Task details:
Type out every line below exactly as it reads.

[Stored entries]

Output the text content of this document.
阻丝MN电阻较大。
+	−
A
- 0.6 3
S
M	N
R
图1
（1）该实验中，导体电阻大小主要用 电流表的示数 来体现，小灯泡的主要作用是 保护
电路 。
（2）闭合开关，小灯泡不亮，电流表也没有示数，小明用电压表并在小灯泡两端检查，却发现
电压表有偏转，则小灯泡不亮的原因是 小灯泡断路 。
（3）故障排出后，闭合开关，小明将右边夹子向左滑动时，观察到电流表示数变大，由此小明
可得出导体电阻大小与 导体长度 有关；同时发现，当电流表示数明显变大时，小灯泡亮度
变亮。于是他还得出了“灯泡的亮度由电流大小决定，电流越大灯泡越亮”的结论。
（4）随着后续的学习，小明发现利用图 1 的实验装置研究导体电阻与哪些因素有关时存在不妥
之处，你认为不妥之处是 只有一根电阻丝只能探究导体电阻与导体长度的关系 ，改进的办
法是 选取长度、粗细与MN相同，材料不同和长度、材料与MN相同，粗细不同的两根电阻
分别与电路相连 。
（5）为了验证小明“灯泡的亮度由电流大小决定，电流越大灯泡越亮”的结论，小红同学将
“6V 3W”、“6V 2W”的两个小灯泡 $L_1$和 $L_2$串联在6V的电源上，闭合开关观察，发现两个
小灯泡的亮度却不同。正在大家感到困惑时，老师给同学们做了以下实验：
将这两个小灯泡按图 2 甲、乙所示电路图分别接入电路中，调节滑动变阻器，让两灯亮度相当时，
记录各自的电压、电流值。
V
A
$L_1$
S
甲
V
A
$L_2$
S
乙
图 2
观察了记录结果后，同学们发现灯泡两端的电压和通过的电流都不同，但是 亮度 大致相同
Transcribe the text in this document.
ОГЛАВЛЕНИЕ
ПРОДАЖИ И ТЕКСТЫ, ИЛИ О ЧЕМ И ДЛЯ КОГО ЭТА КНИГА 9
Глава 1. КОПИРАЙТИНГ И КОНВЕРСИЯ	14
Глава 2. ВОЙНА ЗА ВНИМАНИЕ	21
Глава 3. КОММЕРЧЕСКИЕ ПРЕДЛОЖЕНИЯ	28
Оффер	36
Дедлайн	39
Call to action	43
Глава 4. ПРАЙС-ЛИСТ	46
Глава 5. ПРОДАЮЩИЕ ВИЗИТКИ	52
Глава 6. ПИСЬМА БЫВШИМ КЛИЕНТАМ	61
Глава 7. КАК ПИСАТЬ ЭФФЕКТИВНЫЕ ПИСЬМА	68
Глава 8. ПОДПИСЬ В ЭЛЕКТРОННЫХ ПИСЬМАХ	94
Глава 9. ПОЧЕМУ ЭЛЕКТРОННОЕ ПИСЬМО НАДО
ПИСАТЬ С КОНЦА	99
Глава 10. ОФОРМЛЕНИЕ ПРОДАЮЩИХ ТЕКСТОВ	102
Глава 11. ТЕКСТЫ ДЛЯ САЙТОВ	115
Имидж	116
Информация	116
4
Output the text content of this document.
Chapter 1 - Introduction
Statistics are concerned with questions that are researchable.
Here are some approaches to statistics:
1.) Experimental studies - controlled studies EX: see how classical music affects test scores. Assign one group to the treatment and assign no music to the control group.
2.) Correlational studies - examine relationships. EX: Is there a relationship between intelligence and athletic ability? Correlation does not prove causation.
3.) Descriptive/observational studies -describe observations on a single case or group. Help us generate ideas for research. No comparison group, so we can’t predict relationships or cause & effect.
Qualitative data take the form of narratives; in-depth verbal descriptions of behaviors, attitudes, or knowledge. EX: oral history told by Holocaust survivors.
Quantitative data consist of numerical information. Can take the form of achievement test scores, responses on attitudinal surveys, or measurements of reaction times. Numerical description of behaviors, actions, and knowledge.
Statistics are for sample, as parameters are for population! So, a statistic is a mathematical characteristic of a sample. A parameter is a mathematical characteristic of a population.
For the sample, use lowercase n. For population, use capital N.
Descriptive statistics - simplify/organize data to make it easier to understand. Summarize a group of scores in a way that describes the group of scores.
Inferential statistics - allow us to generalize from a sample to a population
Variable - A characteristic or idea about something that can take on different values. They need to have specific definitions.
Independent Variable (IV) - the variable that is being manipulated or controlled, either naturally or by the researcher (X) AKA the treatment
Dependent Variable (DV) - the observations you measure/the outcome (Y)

Task output:
Output the text content of this document.
阻丝MN电阻较大。
+	−
A
- 0.6 3
S
M	N
R
图1
（1）该实验中，导体电阻大小主要用 电流表的示数 来体现，小灯泡的主要作用是 保护
电路 。
（2）闭合开关，小灯泡不亮，电流表也没有示数，小明用电压表并在小灯泡两端检查，却发现
电压表有偏转，则小灯泡不亮的原因是 小灯泡断路 。
（3）故障排出后，闭合开关，小明将右边夹子向左滑动时，观察到电流表示数变大，由此小明
可得出导体电阻大小与 导体长度 有关；同时发现，当电流表示数明显变大时，小灯泡亮度
变亮。于是他还得出了“灯泡的亮度由电流大小决定，电流越大灯泡越亮”的结论。
（4）随着后续的学习，小明发现利用图 1 的实验装置研究导体电阻与哪些因素有关时存在不妥
之处，你认为不妥之处是 只有一根电阻丝只能探究导体电阻与导体长度的关系 ，改进的办
法是 选取长度、粗细与MN相同，材料不同和长度、材料与MN相同，粗细不同的两根电阻
分别与电路相连 。
（5）为了验证小明“灯泡的亮度由电流大小决定，电流越大灯泡越亮”的结论，小红同学将
“6V 3W”、“6V 2W”的两个小灯泡 $L_1$和 $L_2$串联在6V的电源上，闭合开关观察，发现两个
小灯泡的亮度却不同。正在大家感到困惑时，老师给同学们做了以下实验：
将这两个小灯泡按图 2 甲、乙所示电路图分别接入电路中，调节滑动变阻器，让两灯亮度相当时，
记录各自的电压、电流值。
V
A
$L_1$
S
甲
V
A
$L_2$
S
乙
图 2
观察了记录结果后，同学们发现灯泡两端的电压和通过的电流都不同，但是 亮度 大致相同
Transcribe the text in this document.
ОГЛАВЛЕНИЕ
ПРОДАЖИ И ТЕКСТЫ, ИЛИ О ЧЕМ И ДЛЯ КОГО ЭТА КНИГА 9
Глава 1. КОПИРАЙТИНГ И КОНВЕРСИЯ	14
Глава 2. ВОЙНА ЗА ВНИМАНИЕ	21
Глава 3. КОММЕРЧЕСКИЕ ПРЕДЛОЖЕНИЯ	28
Оффер	36
Дедлайн	39
Call to action	43
Глава 4. ПРАЙС-ЛИСТ	46
Глава 5. ПРОДАЮЩИЕ ВИЗИТКИ	52
Глава 6. ПИСЬМА БЫВШИМ КЛИЕНТАМ	61
Глава 7. КАК ПИСАТЬ ЭФФЕКТИВНЫЕ ПИСЬМА	68
Глава 8. ПОДПИСЬ В ЭЛЕКТРОННЫХ ПИСЬМАХ	94
Глава 9. ПОЧЕМУ ЭЛЕКТРОННОЕ ПИСЬМО НАДО
ПИСАТЬ С КОНЦА	99
Глава 10. ОФОРМЛЕНИЕ ПРОДАЮЩИХ ТЕКСТОВ	102
Глава 11. ТЕКСТЫ ДЛЯ САЙТОВ	115
Имидж	116
Информация	116
4
Output the text content of this document.
Chapter 1 - Introduction
Statistics are concerned with questions that are researchable.
Here are some approaches to statistics:
1.) Experimental studies - controlled studies EX: see how classical music affects test scores. Assign one group to the treatment and assign no music to the control group.
2.) Correlational studies - examine relationships. EX: Is there a relationship between intelligence and athletic ability? Correlation does not prove causation.
3.) Descriptive/observational studies -describe observations on a single case or group. Help us generate ideas for research. No comparison group, so we can’t predict relationships or cause & effect.
Qualitative data take the form of narratives; in-depth verbal descriptions of behaviors, attitudes, or knowledge. EX: oral history told by Holocaust survivors.
Quantitative data consist of numerical information. Can take the form of achievement test scores, responses on attitudinal surveys, or measurements of reaction times. Numerical description of behaviors, actions, and knowledge.
Statistics are for sample, as parameters are for population! So, a statistic is a mathematical characteristic of a sample. A parameter is a mathematical characteristic of a population.
For the sample, use lowercase n. For population, use capital N.
Descriptive statistics - simplify/organize data to make it easier to understand. Summarize a group of scores in a way that describes the group of scores.
Inferential statistics - allow us to generalize from a sample to a population
Variable - A characteristic or idea about something that can take on different values. They need to have specific definitions.
Independent Variable (IV) - the variable that is being manipulated or controlled, either naturally or by the researcher (X) AKA the treatment
Dependent Variable (DV) - the observations you measure/the outcome (Y)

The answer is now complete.